### TEXTAUSZUG
☆ ☆ ☆
Stand: 28.09.2016 10:00 Uhr

Satire: Die bessere Politik-Berichterstattung?

Moderator Oliver Welke © Jochen Manz
Oliver Welke moderiert die "heute-show", die bereits mehrfach ausgezeichnet wurde.

"Nach regelmäßiger Rezeption der 'heute-show' bewerten junge Erwachsene, zwischen 18 und 26 Jahren, Politiker negativer als zuvor", so das Ergebnis einer Untersuchung der Universität Erfurt von 2014. Die Otto Brenner Stiftung kommt jetzt zu dem quasi gegenteiligen Urteil: "Die politischen Themen sind fast verblüffend dominant und werden in großer Dichte dargeboten. Der gelegentlich geäußerte Verdacht, hier werde rundweg alle Politik für blöd und nutzlos erklärt, lässt sich bei einer detaillierten Aufschlüsselung der Sendungen nicht erhärten." Was denn nun?

Wäre ZAPP eine Satiresendung, diese Ergebnisse wären eine Steilvorlage. Stattdessen sind wir von Mainz bis nach Berlin gereist, haben exzessiv Satiresendungen geschaut und "heute-show"-Anchorman Oliver Welke interviewt. Außerdem den Chef der "Anstalt", Stephan Denzer, "extra3"-Redaktionsleiter Andreas Lange und Hilmar Klute, der bei der "Süddeutschen Zeitung" unter anderem das Streiflicht redaktionell verantwortet. Einer Meinung sind sie nicht.

VIDEO: Satire: Die bessere Politik-Berichterstattung? (6 Min)

"Die Anstalt" voll mit "blödesten Klischees"?
☆ ☆ ☆
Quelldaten
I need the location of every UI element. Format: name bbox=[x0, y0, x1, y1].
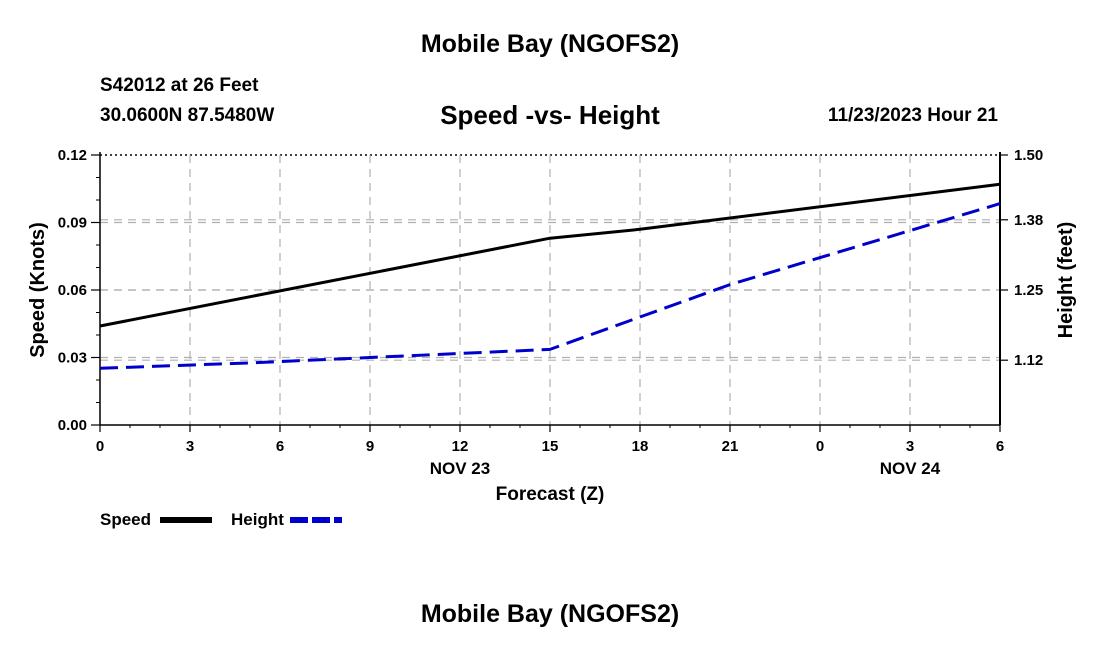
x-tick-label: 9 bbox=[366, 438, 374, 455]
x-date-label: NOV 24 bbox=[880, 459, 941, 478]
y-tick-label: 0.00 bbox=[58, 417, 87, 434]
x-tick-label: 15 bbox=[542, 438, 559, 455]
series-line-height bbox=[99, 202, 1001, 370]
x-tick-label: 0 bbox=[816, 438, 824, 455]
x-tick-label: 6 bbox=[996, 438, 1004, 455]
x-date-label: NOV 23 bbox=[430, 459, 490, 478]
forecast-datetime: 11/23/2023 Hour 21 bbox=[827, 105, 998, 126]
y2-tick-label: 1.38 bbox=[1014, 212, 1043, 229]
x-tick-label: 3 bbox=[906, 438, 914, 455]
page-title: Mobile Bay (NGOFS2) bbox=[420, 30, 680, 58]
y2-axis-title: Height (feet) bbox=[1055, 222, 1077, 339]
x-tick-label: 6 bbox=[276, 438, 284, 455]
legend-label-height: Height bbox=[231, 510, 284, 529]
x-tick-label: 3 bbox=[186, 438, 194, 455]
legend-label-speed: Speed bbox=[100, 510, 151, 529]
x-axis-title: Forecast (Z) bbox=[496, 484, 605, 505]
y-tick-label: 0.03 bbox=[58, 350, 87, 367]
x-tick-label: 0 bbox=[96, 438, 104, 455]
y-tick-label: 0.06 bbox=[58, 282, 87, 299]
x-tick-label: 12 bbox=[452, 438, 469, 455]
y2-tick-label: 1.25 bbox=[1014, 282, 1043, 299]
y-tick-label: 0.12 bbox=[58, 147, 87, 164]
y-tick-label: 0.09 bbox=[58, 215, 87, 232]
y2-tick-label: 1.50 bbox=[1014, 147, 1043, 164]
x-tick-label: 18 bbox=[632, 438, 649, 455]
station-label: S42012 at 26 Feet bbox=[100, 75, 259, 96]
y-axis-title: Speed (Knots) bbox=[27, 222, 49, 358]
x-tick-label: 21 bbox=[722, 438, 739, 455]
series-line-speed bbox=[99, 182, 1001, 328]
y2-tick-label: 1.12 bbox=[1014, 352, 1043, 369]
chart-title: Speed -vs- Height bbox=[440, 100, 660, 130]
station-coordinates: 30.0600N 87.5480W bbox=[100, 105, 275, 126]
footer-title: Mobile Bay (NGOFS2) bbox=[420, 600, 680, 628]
☆ ☆ ☆
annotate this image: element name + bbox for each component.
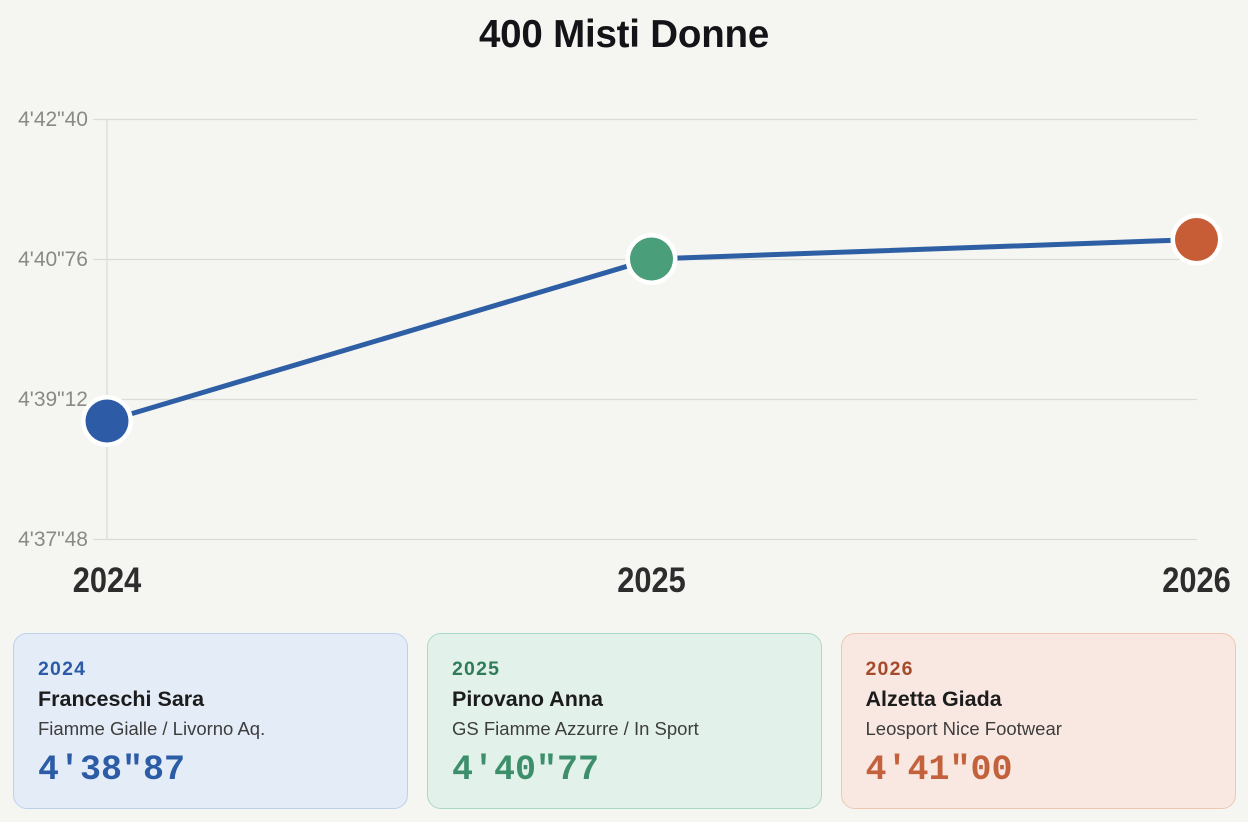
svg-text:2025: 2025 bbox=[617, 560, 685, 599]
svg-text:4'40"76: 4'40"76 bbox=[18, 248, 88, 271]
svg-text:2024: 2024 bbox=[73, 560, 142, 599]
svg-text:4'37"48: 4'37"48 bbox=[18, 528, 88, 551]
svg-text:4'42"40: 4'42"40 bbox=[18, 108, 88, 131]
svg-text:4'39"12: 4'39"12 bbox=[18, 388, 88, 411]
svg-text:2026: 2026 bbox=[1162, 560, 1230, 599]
☆ ☆ ☆
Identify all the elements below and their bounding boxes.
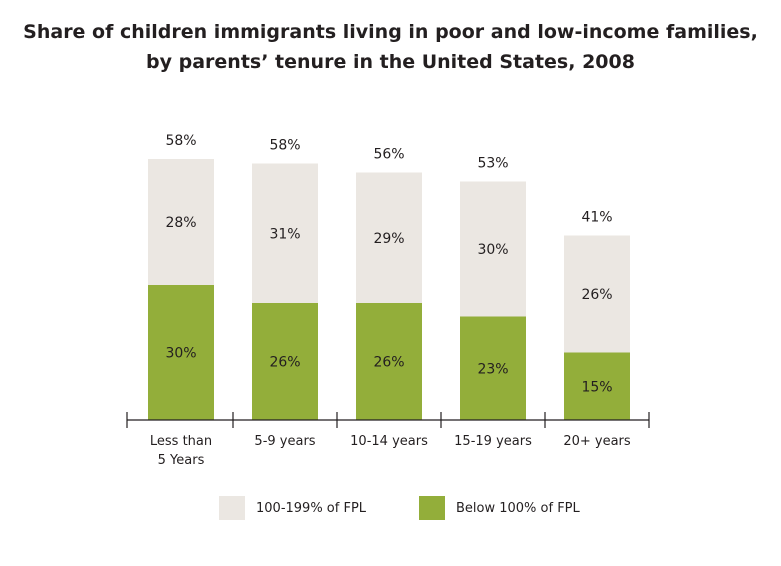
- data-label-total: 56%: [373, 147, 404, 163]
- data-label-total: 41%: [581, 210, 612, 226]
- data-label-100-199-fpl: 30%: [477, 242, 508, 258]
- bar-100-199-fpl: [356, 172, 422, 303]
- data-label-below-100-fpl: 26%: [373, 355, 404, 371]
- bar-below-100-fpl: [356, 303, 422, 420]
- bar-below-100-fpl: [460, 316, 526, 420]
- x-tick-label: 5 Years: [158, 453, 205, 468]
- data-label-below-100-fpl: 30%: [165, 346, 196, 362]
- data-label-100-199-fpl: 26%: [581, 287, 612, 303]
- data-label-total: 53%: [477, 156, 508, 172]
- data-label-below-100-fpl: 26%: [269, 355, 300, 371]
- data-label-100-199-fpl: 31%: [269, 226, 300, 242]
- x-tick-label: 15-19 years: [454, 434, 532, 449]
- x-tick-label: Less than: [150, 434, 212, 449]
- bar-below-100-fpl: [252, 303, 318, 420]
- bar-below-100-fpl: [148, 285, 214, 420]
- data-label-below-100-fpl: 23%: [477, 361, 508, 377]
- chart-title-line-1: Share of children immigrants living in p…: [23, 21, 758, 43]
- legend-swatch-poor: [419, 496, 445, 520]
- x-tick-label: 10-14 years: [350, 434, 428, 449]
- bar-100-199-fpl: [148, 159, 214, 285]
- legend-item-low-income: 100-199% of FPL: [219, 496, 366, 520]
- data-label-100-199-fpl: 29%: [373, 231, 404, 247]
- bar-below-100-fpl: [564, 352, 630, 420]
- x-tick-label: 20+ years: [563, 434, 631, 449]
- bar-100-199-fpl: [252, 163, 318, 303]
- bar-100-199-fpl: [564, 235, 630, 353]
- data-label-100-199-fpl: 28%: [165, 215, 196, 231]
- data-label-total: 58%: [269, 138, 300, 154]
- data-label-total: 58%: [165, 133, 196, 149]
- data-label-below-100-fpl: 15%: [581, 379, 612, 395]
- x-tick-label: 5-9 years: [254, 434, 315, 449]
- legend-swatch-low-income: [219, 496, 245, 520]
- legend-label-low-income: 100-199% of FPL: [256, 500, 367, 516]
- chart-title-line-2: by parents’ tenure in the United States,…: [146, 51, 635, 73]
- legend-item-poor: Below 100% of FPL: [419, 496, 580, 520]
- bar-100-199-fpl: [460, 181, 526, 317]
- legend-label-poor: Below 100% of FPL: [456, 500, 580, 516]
☆ ☆ ☆
### AUFGABEN
**a)** Prüfe anhand des Textes über Satire und Politik-Berichterstattung, ob diese Aussagen zutreffen: (i) Die Untersuchung der Universität Erfurt stammt aus dem Jahr 2014. (ii) Laut Otto Brenner Stiftung erklärt die "heute-show" rundweg alle Politik für blöd und nutzlos. (iii) Die interviewten Gesprächspartner sind sich einig. Antworte jeweils mit Ja oder Nein und zitiere die entscheidenden Worte wörtlich.
**b)** Fasse den Absatz, der mit „Wäre ZAPP eine Satiresendung“ beginnt, aus dem Text über Satire und Politik-Berichterstattung als Stichpunktliste zusammen und behalte dabei die wesentlichen Fakten bei.

### LÖSUNGEN IM EINZELNEN
**a)**
(i) Ja: „einer Untersuchung der Universität Erfurt von 2014“
(ii) Nein: „lässt sich bei einer detaillierten Aufschlüsselung der Sendungen nicht erhärten“
(iii) Nein: „Einer Meinung sind sie nicht.“

**b)**
- Wäre ZAPP eine Satiresendung, wären die Ergebnisse eine Steilvorlage.
- Stattdessen Reise von Mainz bis nach Berlin und exzessives Schauen von Satiresendungen
- Interviews mit:
  - Oliver Welke, Anchorman der "heute-show"
  - Stephan Denzer, Chef der "Anstalt"
  - Andreas Lange, Redaktionsleiter von "extra3"
  - Hilmar Klute, bei der "Süddeutschen Zeitung" unter anderem redaktionell verantwortlich für das Streiflicht
- Die Befragten sind nicht einer Meinung.